**Material to process:**
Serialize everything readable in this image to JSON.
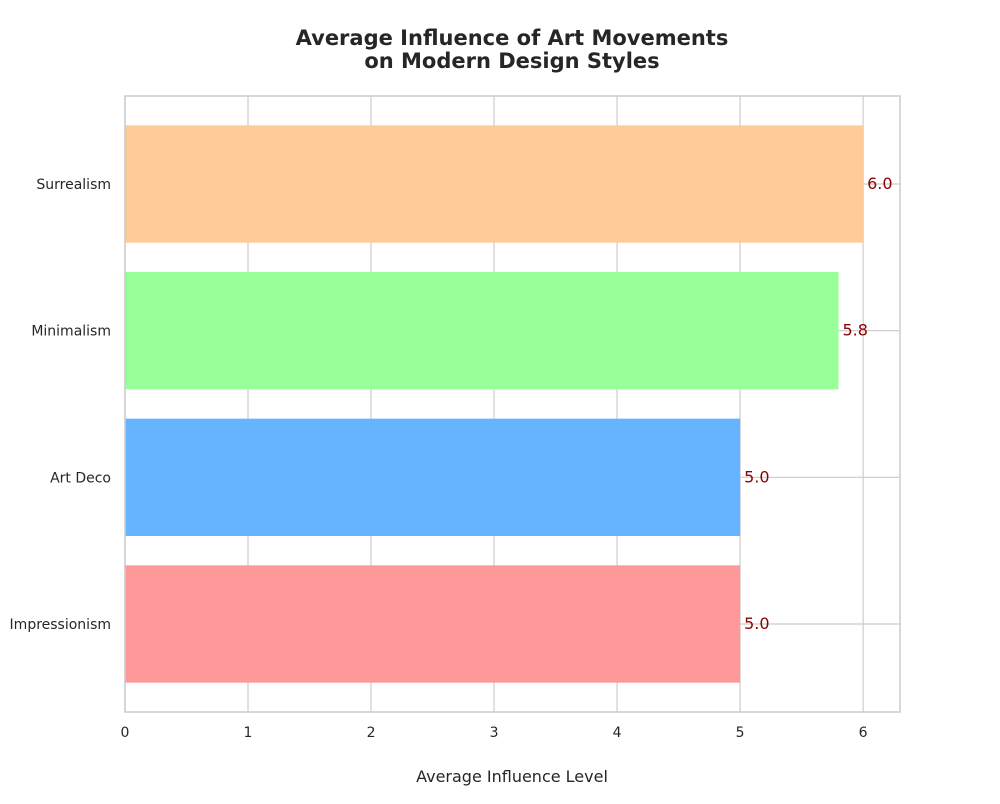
{
  "chart_data": {
    "type": "bar",
    "orientation": "horizontal",
    "title": "Average Influence of Art Movements\non Modern Design Styles",
    "xlabel": "Average Influence Level",
    "ylabel": "",
    "categories": [
      "Impressionism",
      "Art Deco",
      "Minimalism",
      "Surrealism"
    ],
    "values": [
      5.0,
      5.0,
      5.8,
      6.0
    ],
    "value_labels": [
      "5.0",
      "5.0",
      "5.8",
      "6.0"
    ],
    "colors": [
      "#ff9999",
      "#66b3ff",
      "#99ff99",
      "#ffcc99"
    ],
    "label_color": "#8b0000",
    "xlim": [
      0,
      6.3
    ],
    "xticks": [
      0,
      1,
      2,
      3,
      4,
      5,
      6
    ],
    "grid": true,
    "legend": "none"
  }
}
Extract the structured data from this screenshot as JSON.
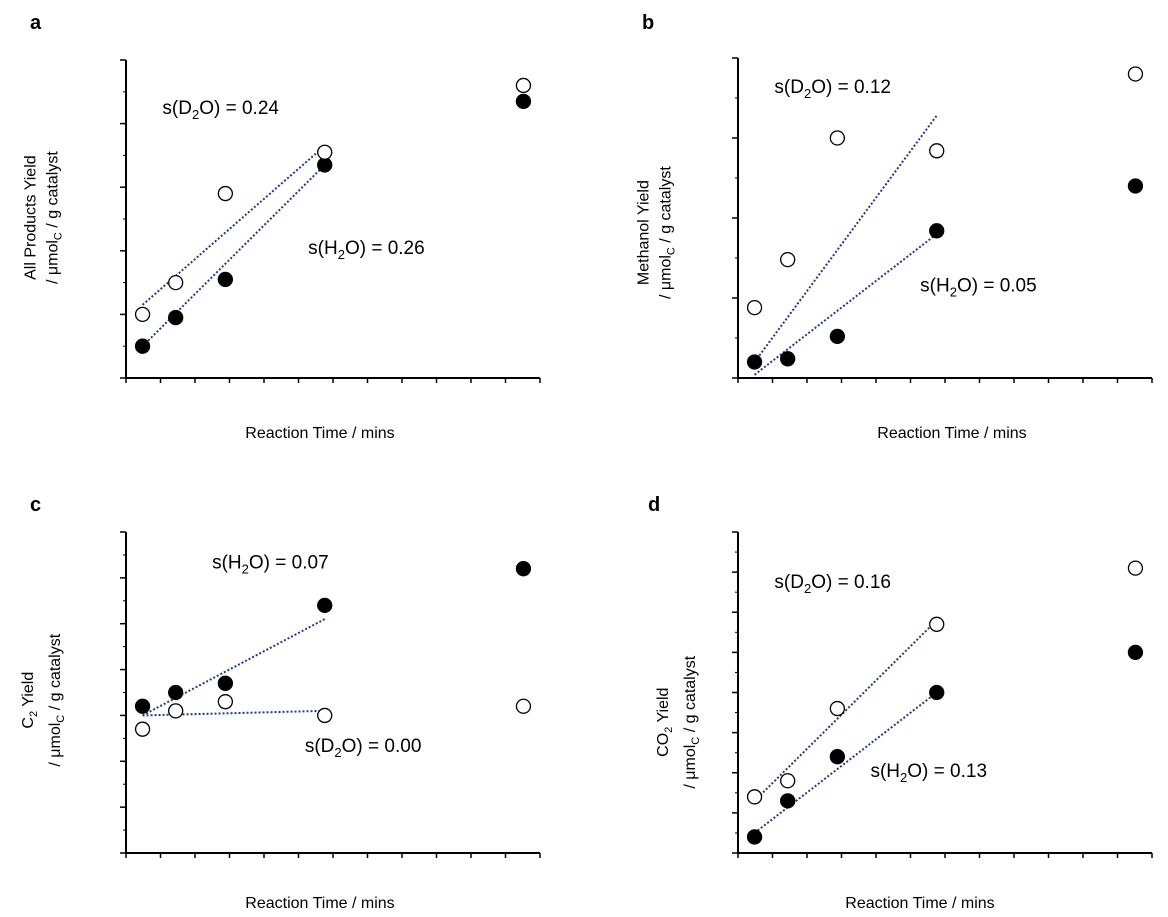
{
  "colors": {
    "axis": "#000000",
    "fit_line": "#1f3c88",
    "filled_marker": "#000000",
    "open_marker_fill": "#ffffff"
  },
  "chart_data": [
    {
      "panel": "a",
      "type": "scatter",
      "xlabel": "Reaction Time  / mins",
      "ylabel_line1": "All Products Yield",
      "ylabel_line2_prefix": "/ μmol",
      "ylabel_line2_sub": "C",
      "ylabel_line2_suffix": " / g catalyst",
      "xlim": [
        0,
        125
      ],
      "ylim": [
        0,
        10
      ],
      "x_ticks": 12,
      "y_ticks": 5,
      "series": [
        {
          "marker": "filled",
          "points": [
            [
              5,
              1.0
            ],
            [
              15,
              1.9
            ],
            [
              30,
              3.1
            ],
            [
              60,
              6.7
            ],
            [
              120,
              8.7
            ]
          ],
          "fit": [
            [
              5,
              1.0
            ],
            [
              60,
              6.7
            ]
          ]
        },
        {
          "marker": "open",
          "points": [
            [
              5,
              2.0
            ],
            [
              15,
              3.0
            ],
            [
              30,
              5.8
            ],
            [
              60,
              7.1
            ],
            [
              120,
              9.2
            ]
          ],
          "fit": [
            [
              5,
              2.3
            ],
            [
              60,
              7.3
            ]
          ]
        }
      ],
      "annotations": [
        {
          "pre": "s(D",
          "sub": "2",
          "post": "O) = 0.24",
          "x": 11,
          "y": 8.3
        },
        {
          "pre": "s(H",
          "sub": "2",
          "post": "O) = 0.26",
          "x": 55,
          "y": 3.9
        }
      ]
    },
    {
      "panel": "b",
      "type": "scatter",
      "xlabel": "Reaction Time  / mins",
      "ylabel_line1": "Methanol Yield",
      "ylabel_line2_prefix": "/ μmol",
      "ylabel_line2_sub": "C",
      "ylabel_line2_suffix": " / g catalyst",
      "xlim": [
        0,
        125
      ],
      "ylim": [
        0,
        10
      ],
      "x_ticks": 12,
      "y_ticks": 4,
      "series": [
        {
          "marker": "filled",
          "points": [
            [
              5,
              0.5
            ],
            [
              15,
              0.6
            ],
            [
              30,
              1.3
            ],
            [
              60,
              4.6
            ],
            [
              120,
              6.0
            ]
          ],
          "fit": [
            [
              5,
              0.1
            ],
            [
              60,
              4.5
            ]
          ]
        },
        {
          "marker": "open",
          "points": [
            [
              5,
              2.2
            ],
            [
              15,
              3.7
            ],
            [
              30,
              7.5
            ],
            [
              60,
              7.1
            ],
            [
              120,
              9.5
            ]
          ],
          "fit": [
            [
              5,
              0.5
            ],
            [
              60,
              8.2
            ]
          ]
        }
      ],
      "annotations": [
        {
          "pre": "s(D",
          "sub": "2",
          "post": "O) = 0.12",
          "x": 11,
          "y": 8.9
        },
        {
          "pre": "s(H",
          "sub": "2",
          "post": "O) = 0.05",
          "x": 55,
          "y": 2.7
        }
      ]
    },
    {
      "panel": "c",
      "type": "scatter",
      "xlabel": "Reaction Time  / mins",
      "ylabel_line1_prefix": "C",
      "ylabel_line1_sub": "2",
      "ylabel_line1_suffix": "  Yield",
      "ylabel_line2_prefix": "/ μmol",
      "ylabel_line2_sub": "C",
      "ylabel_line2_suffix": " / g catalyst",
      "xlim": [
        0,
        125
      ],
      "ylim": [
        0,
        7
      ],
      "x_ticks": 12,
      "y_ticks": 7,
      "series": [
        {
          "marker": "filled",
          "points": [
            [
              5,
              3.2
            ],
            [
              15,
              3.5
            ],
            [
              30,
              3.7
            ],
            [
              60,
              5.4
            ],
            [
              120,
              6.2
            ]
          ],
          "fit": [
            [
              5,
              3.0
            ],
            [
              60,
              5.1
            ]
          ]
        },
        {
          "marker": "open",
          "points": [
            [
              5,
              2.7
            ],
            [
              15,
              3.1
            ],
            [
              30,
              3.3
            ],
            [
              60,
              3.0
            ],
            [
              120,
              3.2
            ]
          ],
          "fit": [
            [
              5,
              3.0
            ],
            [
              60,
              3.1
            ]
          ]
        }
      ],
      "annotations": [
        {
          "pre": "s(H",
          "sub": "2",
          "post": "O) = 0.07",
          "x": 26,
          "y": 6.2
        },
        {
          "pre": "s(D",
          "sub": "2",
          "post": "O) = 0.00",
          "x": 54,
          "y": 2.2
        }
      ]
    },
    {
      "panel": "d",
      "type": "scatter",
      "xlabel": "Reaction Time  / mins",
      "ylabel_line1_prefix": "CO",
      "ylabel_line1_sub": "2",
      "ylabel_line1_suffix": "  Yield",
      "ylabel_line2_prefix": "/ μmol",
      "ylabel_line2_sub": "C",
      "ylabel_line2_suffix": " / g catalyst",
      "xlim": [
        0,
        125
      ],
      "ylim": [
        0,
        8
      ],
      "x_ticks": 12,
      "y_ticks": 8,
      "series": [
        {
          "marker": "filled",
          "points": [
            [
              5,
              0.4
            ],
            [
              15,
              1.3
            ],
            [
              30,
              2.4
            ],
            [
              60,
              4.0
            ],
            [
              120,
              5.0
            ]
          ],
          "fit": [
            [
              5,
              0.5
            ],
            [
              60,
              4.0
            ]
          ]
        },
        {
          "marker": "open",
          "points": [
            [
              5,
              1.4
            ],
            [
              15,
              1.8
            ],
            [
              30,
              3.6
            ],
            [
              60,
              5.7
            ],
            [
              120,
              7.1
            ]
          ],
          "fit": [
            [
              5,
              1.3
            ],
            [
              60,
              5.8
            ]
          ]
        }
      ],
      "annotations": [
        {
          "pre": "s(D",
          "sub": "2",
          "post": "O) = 0.16",
          "x": 11,
          "y": 6.6
        },
        {
          "pre": "s(H",
          "sub": "2",
          "post": "O) = 0.13",
          "x": 40,
          "y": 1.9
        }
      ]
    }
  ]
}
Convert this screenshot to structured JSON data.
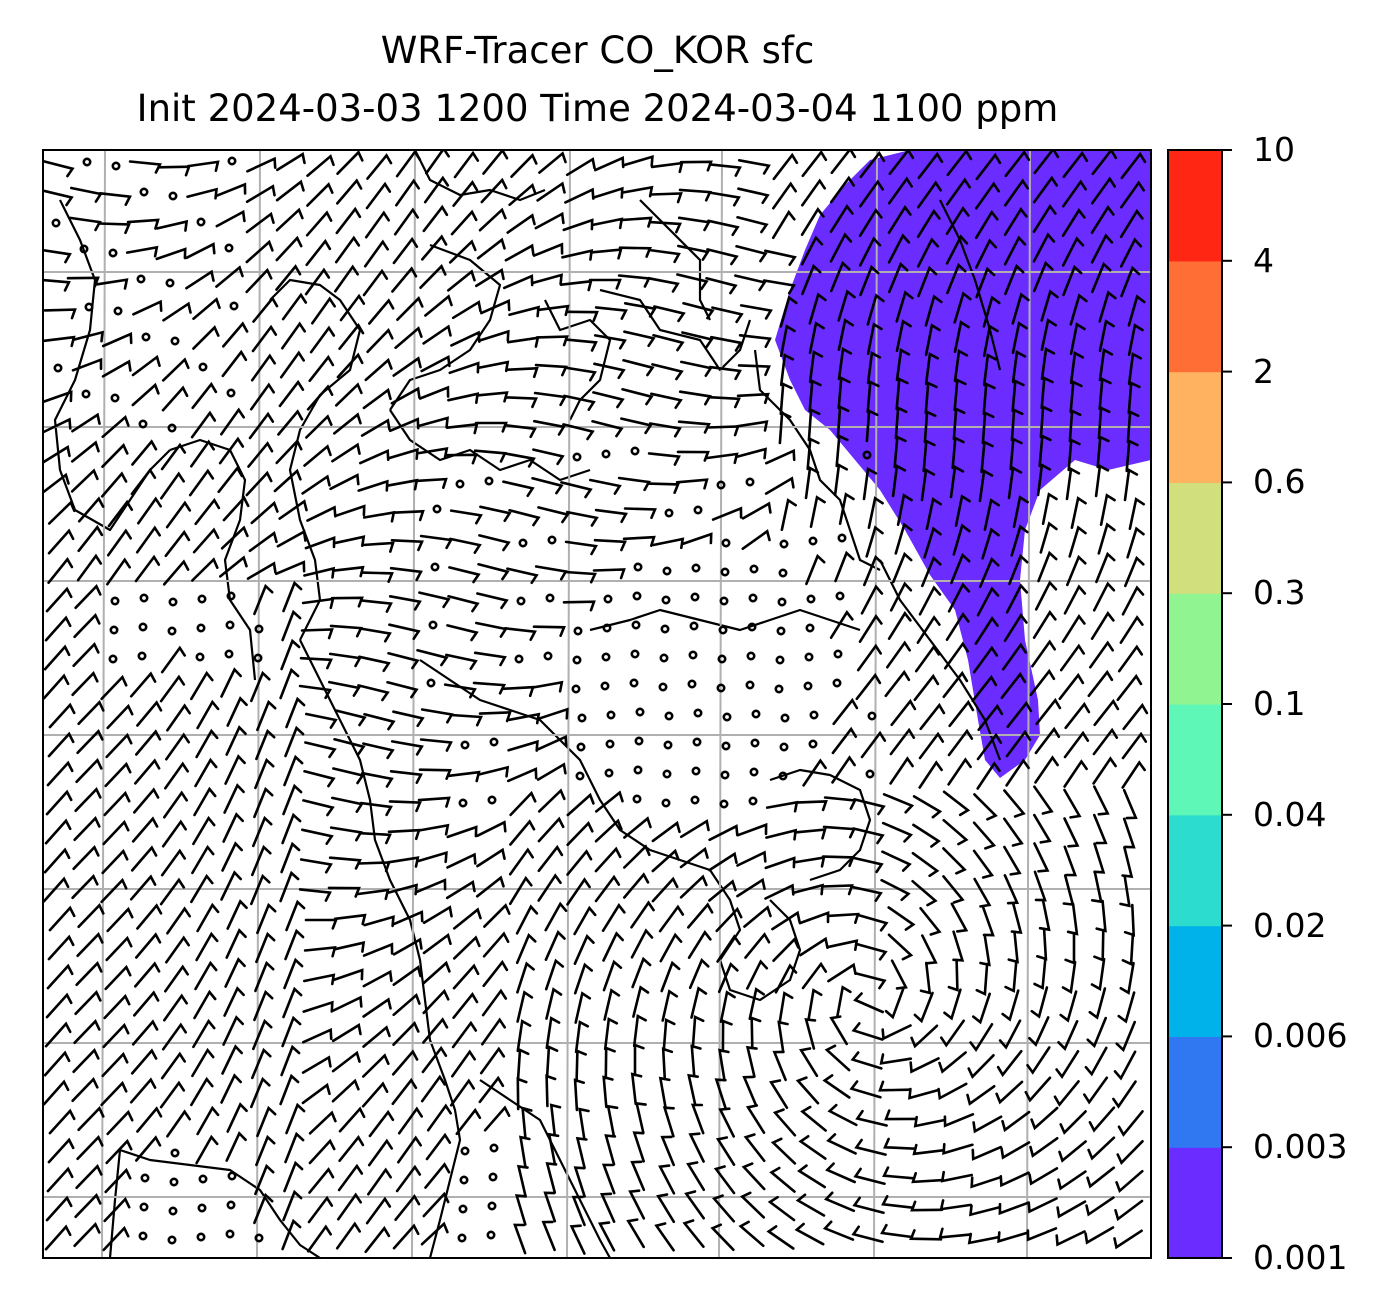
{
  "title_line1": "WRF-Tracer CO_KOR sfc",
  "title_line2": "Init 2024-03-03 1200 Time 2024-03-04 1100 ppm",
  "colorbar": {
    "ticks": [
      "0.001",
      "0.003",
      "0.006",
      "0.02",
      "0.04",
      "0.1",
      "0.3",
      "0.6",
      "2",
      "4",
      "10"
    ],
    "colors": [
      "#6a2cff",
      "#2f78f2",
      "#00b2ea",
      "#2bdccf",
      "#5ef7b8",
      "#90f590",
      "#d1e07d",
      "#ffb360",
      "#ff6e35",
      "#ff2613"
    ]
  },
  "tracer_fill_color": "#6a2cff",
  "gridline_color": "#b0b0b0"
}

**Aim:**
Show every line above in which the word "this" occurs.

**Complete output:**
Serialize everything readable in this image to JSON.
Extract the structured data from this screenshot as JSON.
Convert this screenshot to structured JSON data.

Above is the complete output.